# Is Lexus ux Hybird 2019 consider as select?



## Kazjimmy (Feb 27, 2019)

I did not see this on Uber website. Anyone know?


----------



## Pax Collector (Feb 18, 2018)

I don't see why not.


----------



## dauction (Sep 26, 2017)

2019 ? Umm don't do it.... go back a look at something 3-4-5 years old less than 40k miles on it.


----------



## PlanoGuber (Feb 14, 2019)

Why stop at the UX... UberX riders demand the finest, only a 2019 LX570 will do.


----------



## maxroyalty1 (Mar 8, 2017)

PlanoGuber said:


> Why stop at the UX... UberX riders demand the finest, only a 2019 LX570 will do.


I drive an LX570 on uberX and get tipped from almost every pax, and they demand to get my phone number because then next time they use uber they want to make sure I pick them up only. Not a bad gig with all these off app rides. LX570 only.


----------



## PlanoGuber (Feb 14, 2019)

maxroyalty1 said:


> I drive an LX570 on uberX and get tipped from almost every pax, and they demand to get my phone number because then next time they use uber they want to make sure I pick them up only. Not a bad gig with all these off app rides. LX570 only.


Love me some Lexus Landcruiser, but how the hell do you make it work with that 17-18mpg? You must be rolling the dice with a lot of cash rides.


----------



## maxroyalty1 (Mar 8, 2017)

PlanoGuber said:


> Love me some Lexus Landcruiser, but how the hell do you make it work with that 17-18mpg? You must be rolling the dice with a lot of cash rides.


15mpg and I roll the dice everyday in the wealthy suburbs


----------

..........

▶ EXERCISE TASKS
1. Repeat the passage of the forum thread from "## Pax Collector" to "miles on it.".
2. Decide whether each statement agrees with the forum thread, answering yes or no and quoting the words that settle it: (a) maxroyalty1 reports getting 15mpg in the LX570; (b) dauction advises buying a 2019 model; (c) Kazjimmy found the answer on the Uber website.
Answer using only the forum thread shown above.

▶ DATA PROVIDED
..........

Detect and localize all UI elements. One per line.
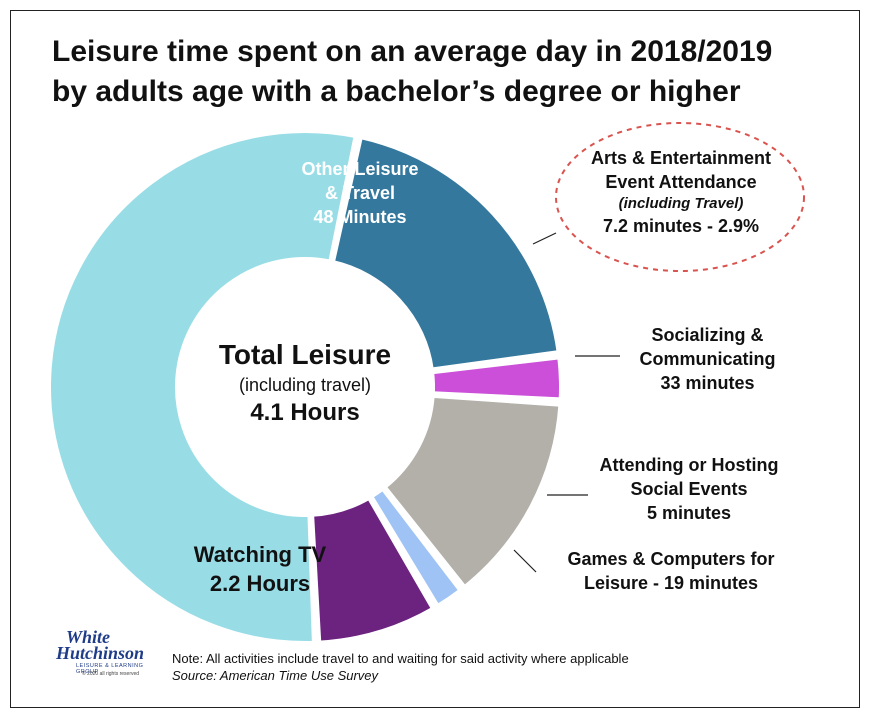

..........

▶ THE RESPONSES
1.
## Pax Collector (Feb 18, 2018)

I don't see why not.


----------



## dauction (Sep 26, 2017)

2019 ? Umm don't do it.... go back a look at something 3-4-5 years old less than 40k miles on it.

2.
(a) Yes: "15mpg and I roll the dice everyday in the wealthy suburbs"
(b) No: "2019 ? Umm don't do it.... go back a look at something 3-4-5 years old less than 40k miles on it."
(c) No: "I did not see this on Uber website."